Pick out all lines with the word "lules" from the records that follow.

(Beginning of Source data)

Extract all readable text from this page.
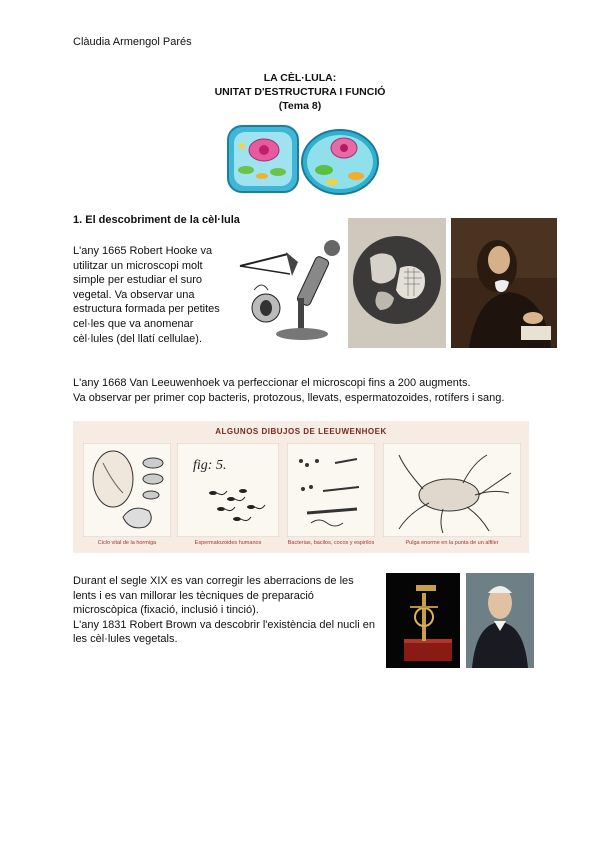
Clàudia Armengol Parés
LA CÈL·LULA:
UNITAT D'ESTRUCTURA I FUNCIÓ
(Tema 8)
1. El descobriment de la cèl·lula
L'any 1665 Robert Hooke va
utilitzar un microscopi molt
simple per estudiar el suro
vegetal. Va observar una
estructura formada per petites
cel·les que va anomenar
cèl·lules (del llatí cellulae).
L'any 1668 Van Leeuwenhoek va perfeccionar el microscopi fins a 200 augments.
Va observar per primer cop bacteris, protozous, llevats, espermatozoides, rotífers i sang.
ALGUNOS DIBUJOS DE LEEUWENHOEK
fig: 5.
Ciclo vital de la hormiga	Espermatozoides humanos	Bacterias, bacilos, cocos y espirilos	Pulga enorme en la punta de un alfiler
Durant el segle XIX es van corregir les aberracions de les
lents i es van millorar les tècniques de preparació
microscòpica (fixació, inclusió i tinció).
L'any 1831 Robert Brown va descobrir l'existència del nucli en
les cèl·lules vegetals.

(End of Source data)

_Expected answer:_
cèl·lules (del llatí cellulae).
les cèl·lules vegetals.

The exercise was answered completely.